Your instructions:
Write out all entries word for word.

[Stored data entries]
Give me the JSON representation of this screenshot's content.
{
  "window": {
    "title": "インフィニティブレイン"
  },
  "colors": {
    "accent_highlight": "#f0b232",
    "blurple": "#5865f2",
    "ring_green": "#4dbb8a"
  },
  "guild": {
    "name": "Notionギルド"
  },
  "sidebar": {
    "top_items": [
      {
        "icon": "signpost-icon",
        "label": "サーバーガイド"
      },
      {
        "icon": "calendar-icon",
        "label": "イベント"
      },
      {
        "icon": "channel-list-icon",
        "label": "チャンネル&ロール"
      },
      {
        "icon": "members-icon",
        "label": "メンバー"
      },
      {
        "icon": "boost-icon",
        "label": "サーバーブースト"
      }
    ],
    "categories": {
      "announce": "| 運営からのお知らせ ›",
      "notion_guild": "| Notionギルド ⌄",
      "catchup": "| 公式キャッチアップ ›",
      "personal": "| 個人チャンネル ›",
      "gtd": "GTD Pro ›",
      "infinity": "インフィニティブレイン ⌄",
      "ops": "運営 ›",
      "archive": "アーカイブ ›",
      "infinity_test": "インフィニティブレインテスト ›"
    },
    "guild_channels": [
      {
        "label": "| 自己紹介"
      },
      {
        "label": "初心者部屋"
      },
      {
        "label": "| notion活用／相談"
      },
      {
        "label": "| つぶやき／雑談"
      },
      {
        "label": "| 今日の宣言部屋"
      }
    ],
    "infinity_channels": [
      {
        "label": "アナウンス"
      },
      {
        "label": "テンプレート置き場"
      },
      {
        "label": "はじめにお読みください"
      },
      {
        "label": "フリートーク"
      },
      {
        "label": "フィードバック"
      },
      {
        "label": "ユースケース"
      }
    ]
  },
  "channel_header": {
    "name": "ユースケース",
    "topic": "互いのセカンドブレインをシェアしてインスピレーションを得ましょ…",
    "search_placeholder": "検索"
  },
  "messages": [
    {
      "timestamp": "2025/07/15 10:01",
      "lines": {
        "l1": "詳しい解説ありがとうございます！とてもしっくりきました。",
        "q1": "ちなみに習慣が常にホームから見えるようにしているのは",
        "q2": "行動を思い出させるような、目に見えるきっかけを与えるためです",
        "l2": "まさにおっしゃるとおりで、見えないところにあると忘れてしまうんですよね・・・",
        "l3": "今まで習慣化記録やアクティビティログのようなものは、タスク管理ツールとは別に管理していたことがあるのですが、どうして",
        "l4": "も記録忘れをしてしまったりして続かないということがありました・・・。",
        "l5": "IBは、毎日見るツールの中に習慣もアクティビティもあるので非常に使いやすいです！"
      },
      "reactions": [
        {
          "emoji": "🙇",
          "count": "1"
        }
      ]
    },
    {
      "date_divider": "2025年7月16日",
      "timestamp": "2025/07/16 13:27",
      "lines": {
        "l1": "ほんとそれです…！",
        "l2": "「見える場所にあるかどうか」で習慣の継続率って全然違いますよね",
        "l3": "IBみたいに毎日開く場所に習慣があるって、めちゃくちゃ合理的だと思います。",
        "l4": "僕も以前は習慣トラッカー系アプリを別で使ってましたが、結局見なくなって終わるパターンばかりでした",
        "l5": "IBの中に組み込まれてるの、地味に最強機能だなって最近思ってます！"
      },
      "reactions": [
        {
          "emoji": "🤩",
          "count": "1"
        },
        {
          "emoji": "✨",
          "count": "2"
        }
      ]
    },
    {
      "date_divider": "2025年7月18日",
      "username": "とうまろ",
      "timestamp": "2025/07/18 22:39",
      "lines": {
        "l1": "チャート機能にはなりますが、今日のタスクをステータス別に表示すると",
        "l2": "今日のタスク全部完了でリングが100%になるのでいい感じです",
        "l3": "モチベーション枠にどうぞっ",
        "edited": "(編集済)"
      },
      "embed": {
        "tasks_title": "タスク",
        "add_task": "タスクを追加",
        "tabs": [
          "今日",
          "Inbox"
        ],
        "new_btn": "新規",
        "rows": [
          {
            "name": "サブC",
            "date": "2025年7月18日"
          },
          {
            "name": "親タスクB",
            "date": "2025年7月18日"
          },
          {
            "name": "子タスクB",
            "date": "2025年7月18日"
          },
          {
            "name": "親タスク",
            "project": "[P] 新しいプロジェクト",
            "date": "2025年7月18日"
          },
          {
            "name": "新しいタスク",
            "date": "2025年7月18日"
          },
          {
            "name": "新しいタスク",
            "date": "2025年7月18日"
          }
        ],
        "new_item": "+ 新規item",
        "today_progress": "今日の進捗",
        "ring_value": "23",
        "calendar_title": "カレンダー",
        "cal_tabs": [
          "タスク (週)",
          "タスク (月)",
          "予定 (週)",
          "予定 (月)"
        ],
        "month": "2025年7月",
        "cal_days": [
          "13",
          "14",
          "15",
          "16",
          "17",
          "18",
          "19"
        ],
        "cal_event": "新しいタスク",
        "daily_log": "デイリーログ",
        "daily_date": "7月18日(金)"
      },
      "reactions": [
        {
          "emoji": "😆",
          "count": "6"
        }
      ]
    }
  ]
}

Answer below:
Give me the JSON representation of this screenshot's content.
{
  "window": {
    "title": "インフィニティブレイン"
  },
  "colors": {
    "accent_highlight": "#f0b232",
    "blurple": "#5865f2",
    "ring_green": "#4dbb8a"
  },
  "guild": {
    "name": "Notionギルド"
  },
  "sidebar": {
    "top_items": [
      {
        "icon": "signpost-icon",
        "label": "サーバーガイド"
      },
      {
        "icon": "calendar-icon",
        "label": "イベント"
      },
      {
        "icon": "channel-list-icon",
        "label": "チャンネル&ロール"
      },
      {
        "icon": "members-icon",
        "label": "メンバー"
      },
      {
        "icon": "boost-icon",
        "label": "サーバーブースト"
      }
    ],
    "categories": {
      "announce": "| 運営からのお知らせ ›",
      "notion_guild": "| Notionギルド ⌄",
      "catchup": "| 公式キャッチアップ ›",
      "personal": "| 個人チャンネル ›",
      "gtd": "GTD Pro ›",
      "infinity": "インフィニティブレイン ⌄",
      "ops": "運営 ›",
      "archive": "アーカイブ ›",
      "infinity_test": "インフィニティブレインテスト ›"
    },
    "guild_channels": [
      {
        "label": "| 自己紹介"
      },
      {
        "label": "初心者部屋"
      },
      {
        "label": "| notion活用／相談"
      },
      {
        "label": "| つぶやき／雑談"
      },
      {
        "label": "| 今日の宣言部屋"
      }
    ],
    "infinity_channels": [
      {
        "label": "アナウンス"
      },
      {
        "label": "テンプレート置き場"
      },
      {
        "label": "はじめにお読みください"
      },
      {
        "label": "フリートーク"
      },
      {
        "label": "フィードバック"
      },
      {
        "label": "ユースケース"
      }
    ]
  },
  "channel_header": {
    "name": "ユースケース",
    "topic": "互いのセカンドブレインをシェアしてインスピレーションを得ましょ…",
    "search_placeholder": "検索"
  },
  "messages": [
    {
      "timestamp": "2025/07/15 10:01",
      "lines": {
        "l1": "詳しい解説ありがとうございます！とてもしっくりきました。",
        "q1": "ちなみに習慣が常にホームから見えるようにしているのは",
        "q2": "行動を思い出させるような、目に見えるきっかけを与えるためです",
        "l2": "まさにおっしゃるとおりで、見えないところにあると忘れてしまうんですよね・・・",
        "l3": "今まで習慣化記録やアクティビティログのようなものは、タスク管理ツールとは別に管理していたことがあるのですが、どうして",
        "l4": "も記録忘れをしてしまったりして続かないということがありました・・・。",
        "l5": "IBは、毎日見るツールの中に習慣もアクティビティもあるので非常に使いやすいです！"
      },
      "reactions": [
        {
          "emoji": "🙇",
          "count": "1"
        }
      ]
    },
    {
      "date_divider": "2025年7月16日",
      "timestamp": "2025/07/16 13:27",
      "lines": {
        "l1": "ほんとそれです…！",
        "l2": "「見える場所にあるかどうか」で習慣の継続率って全然違いますよね",
        "l3": "IBみたいに毎日開く場所に習慣があるって、めちゃくちゃ合理的だと思います。",
        "l4": "僕も以前は習慣トラッカー系アプリを別で使ってましたが、結局見なくなって終わるパターンばかりでした",
        "l5": "IBの中に組み込まれてるの、地味に最強機能だなって最近思ってます！"
      },
      "reactions": [
        {
          "emoji": "🤩",
          "count": "1"
        },
        {
          "emoji": "✨",
          "count": "2"
        }
      ]
    },
    {
      "date_divider": "2025年7月18日",
      "username": "とうまろ",
      "timestamp": "2025/07/18 22:39",
      "lines": {
        "l1": "チャート機能にはなりますが、今日のタスクをステータス別に表示すると",
        "l2": "今日のタスク全部完了でリングが100%になるのでいい感じです",
        "l3": "モチベーション枠にどうぞっ",
        "edited": "(編集済)"
      },
      "embed": {
        "tasks_title": "タスク",
        "add_task": "タスクを追加",
        "tabs": [
          "今日",
          "Inbox"
        ],
        "new_btn": "新規",
        "rows": [
          {
            "name": "サブC",
            "date": "2025年7月18日"
          },
          {
            "name": "親タスクB",
            "date": "2025年7月18日"
          },
          {
            "name": "子タスクB",
            "date": "2025年7月18日"
          },
          {
            "name": "親タスク",
            "project": "[P] 新しいプロジェクト",
            "date": "2025年7月18日"
          },
          {
            "name": "新しいタスク",
            "date": "2025年7月18日"
          },
          {
            "name": "新しいタスク",
            "date": "2025年7月18日"
          }
        ],
        "new_item": "+ 新規item",
        "today_progress": "今日の進捗",
        "ring_value": "23",
        "calendar_title": "カレンダー",
        "cal_tabs": [
          "タスク (週)",
          "タスク (月)",
          "予定 (週)",
          "予定 (月)"
        ],
        "month": "2025年7月",
        "cal_days": [
          "13",
          "14",
          "15",
          "16",
          "17",
          "18",
          "19"
        ],
        "cal_event": "新しいタスク",
        "daily_log": "デイリーログ",
        "daily_date": "7月18日(金)"
      },
      "reactions": [
        {
          "emoji": "😆",
          "count": "6"
        }
      ]
    }
  ]
}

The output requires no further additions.